The first ten rows of data in the first six columns should be displayed after you run the above code:

video games ranked

Writing to Excel Files with Openpyxl

Now that we know how to access and read data from Excel files, let’s learn how to write to them using Openpyxl.

Writing to a cell

There are two ways you can write to a file with Openpyxl.

First, you can access the cell directly using its key:

ws['K1'] = 'Sum of Sales'

An alternative is to specify the row and column position of the cell that you’d like to write to:

ws.cell(row=1, column=11, value = 'Sum of Sales')

Every time you write to an Excel file with Openpyxl, you need to save your changes with the following line of code or they will not be reflected in the worksheet:

wb.save('videogamesales.xlsx')

If your workbook is open when you try to save it, you will run into the following permission error:

Permission error

Make sure to close the Excel file before saving your changes. You can then open it again to make sure that the change is reflected in your worksheet:

Video games data with new column

Notice that a new column called “Sum of Sales” has been created in cell K1.

Creating a new column

Let’s now add the sum of sales in every region and write it to column K.

We will do this for the sales data in the first row:

row_position = 2
col_position = 7

total_sales = ((ws.cell(row=row_position, column=col_position).value)+
               (ws.cell(row=row_position, column=col_position+1).value)+
               (ws.cell(row=row_position, column=col_position+2).value)+
               (ws.cell(row=row_position, column=col_position+3).value))

ws.cell(row=2,column=11).value=total_sales
wb.save('videogamesales.xlsx')

Notice that the total sales have been calculated in cell K2 for the first game in the worksheet:

Sum of sales in cell K2

Similarly, let’s create a for loop to sum the sales values in every row:

row_position = 1

for i in range(1, ws.max_row):

    row_position += 1
    NA_Sales = ws.cell(row=row_position, column=7).value
    EU_Sales = ws.cell(row=row_position, column=8).value
    JP_Sales = ws.cell(row=row_position, column=9).value
    Other_Sales = ws.cell(row=row_position, column=10).value

    total_sales = (NA_Sales + EU_Sales + JP_Sales + Other_Sales)

◆ EXTRACTED MATERIAL ◆
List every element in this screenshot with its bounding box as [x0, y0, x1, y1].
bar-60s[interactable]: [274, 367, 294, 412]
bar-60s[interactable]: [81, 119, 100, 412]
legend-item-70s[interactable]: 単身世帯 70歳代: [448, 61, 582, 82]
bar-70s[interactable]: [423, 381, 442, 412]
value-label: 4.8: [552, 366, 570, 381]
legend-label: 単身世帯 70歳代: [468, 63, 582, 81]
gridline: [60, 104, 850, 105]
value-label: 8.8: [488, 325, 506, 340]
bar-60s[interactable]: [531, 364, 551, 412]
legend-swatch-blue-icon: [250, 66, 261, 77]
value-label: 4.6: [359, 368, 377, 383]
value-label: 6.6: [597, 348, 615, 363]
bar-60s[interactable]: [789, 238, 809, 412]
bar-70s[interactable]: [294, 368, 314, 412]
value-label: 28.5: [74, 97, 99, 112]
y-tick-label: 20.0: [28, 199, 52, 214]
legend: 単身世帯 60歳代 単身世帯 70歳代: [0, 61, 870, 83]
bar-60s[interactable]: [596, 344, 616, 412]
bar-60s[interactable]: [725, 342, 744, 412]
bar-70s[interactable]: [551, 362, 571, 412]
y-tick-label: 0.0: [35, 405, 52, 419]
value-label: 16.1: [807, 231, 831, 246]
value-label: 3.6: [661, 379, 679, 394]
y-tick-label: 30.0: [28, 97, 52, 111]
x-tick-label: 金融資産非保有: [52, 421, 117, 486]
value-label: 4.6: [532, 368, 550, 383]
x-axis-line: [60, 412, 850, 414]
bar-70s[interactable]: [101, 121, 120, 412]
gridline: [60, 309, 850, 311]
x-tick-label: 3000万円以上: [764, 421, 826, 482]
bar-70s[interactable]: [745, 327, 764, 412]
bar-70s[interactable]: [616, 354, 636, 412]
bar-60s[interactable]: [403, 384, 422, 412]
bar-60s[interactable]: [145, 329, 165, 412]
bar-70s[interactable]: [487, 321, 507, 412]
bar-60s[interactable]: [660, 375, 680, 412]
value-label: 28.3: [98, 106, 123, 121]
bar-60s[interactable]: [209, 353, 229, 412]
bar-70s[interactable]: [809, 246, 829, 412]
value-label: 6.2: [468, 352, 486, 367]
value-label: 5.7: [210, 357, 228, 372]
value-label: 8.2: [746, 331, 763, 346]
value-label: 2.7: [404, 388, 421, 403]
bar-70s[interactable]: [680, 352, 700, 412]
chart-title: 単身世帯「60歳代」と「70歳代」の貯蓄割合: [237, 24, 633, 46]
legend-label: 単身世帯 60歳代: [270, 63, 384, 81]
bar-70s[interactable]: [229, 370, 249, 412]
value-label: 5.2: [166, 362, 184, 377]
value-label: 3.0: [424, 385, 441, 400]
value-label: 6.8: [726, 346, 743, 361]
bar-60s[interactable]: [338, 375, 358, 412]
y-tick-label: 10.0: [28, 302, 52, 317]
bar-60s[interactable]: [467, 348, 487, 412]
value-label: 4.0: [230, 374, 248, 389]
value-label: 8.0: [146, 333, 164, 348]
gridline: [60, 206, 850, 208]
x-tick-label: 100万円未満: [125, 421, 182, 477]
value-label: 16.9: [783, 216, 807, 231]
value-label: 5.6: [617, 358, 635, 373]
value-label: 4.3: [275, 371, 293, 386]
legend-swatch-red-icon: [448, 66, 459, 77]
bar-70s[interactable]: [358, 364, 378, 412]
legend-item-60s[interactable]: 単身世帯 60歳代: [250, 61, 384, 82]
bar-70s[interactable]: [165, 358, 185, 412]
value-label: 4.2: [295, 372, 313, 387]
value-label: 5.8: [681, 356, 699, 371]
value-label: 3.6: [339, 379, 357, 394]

◆ TASK REQUIREMENTS ◆
1. From the Openpyxl tutorial, list each regional sales variable assigned inside the for loop, along with the column number it reads from.
2. Carry on the Openpyxl tutorial from its final line of code.

◆ TASK-BY-TASK ANSWERS ◆
1.
- NA_Sales: column 7
- EU_Sales: column 8
- JP_Sales: column 9
- Other_Sales: column 10

2.
    ws.cell(row=row_position, column=11).value = total_sales

wb.save("videogamesales.xlsx")

Your Excel file should now have a new column reflecting the total sales of video games in all regions:

Sum of sales calculated

Appending new rows

To append a new row to the workbook, simply create a tuple with the values you’d like to include and write it to the sheet:

new_row = (1,'The Legend of Zelda',1986,'Action','Nintendo',3.74,0.93,1.69,0.14,6.51,6.5)

ws.append(new_row)
    
wb.save('videogamesales.xlsx')

You can confirm that this data has been appended by printing the last row in the workbook:

values = [ws.cell(row=ws.max_row,column=i).value for i in range(1,ws.max_column+1)]
print(values)

The following output will be generated:

[1, 'The Legend of Zelda', 1986, 'Action', 'Nintendo', 3.74, 0.93, 1.69, 0.14, 6.51, 6.5]

Deleting rows

To delete the new row we just created, you can run the following line of code:

ws.delete_rows(ws.max_row, 1) # row number, number of rows to delete

wb.save('videogamesales.xlsx')

The first argument in the delete_rows() function is the row number you want to delete. The second argument indicates the number of rows that should be deleted.

Creating Excel Formulas with Openpyxl

You can use Openpyxl to write formulas exactly like you would in Excel. Here are some examples of basic functions you can create using Openpyxl:

AVERAGE()

Let’s create a new column called “Average Sales” to calculate the average total video game sales in all markets:

ws['P1'] = 'Average Sales'
ws['P2'] = '= AVERAGE(K2:K16220)'

wb.save('videogamesales.xlsx')

The average sales across all markets is approximately 0.19. This will be printed in cell P2 of your worksheet.

COUNTA()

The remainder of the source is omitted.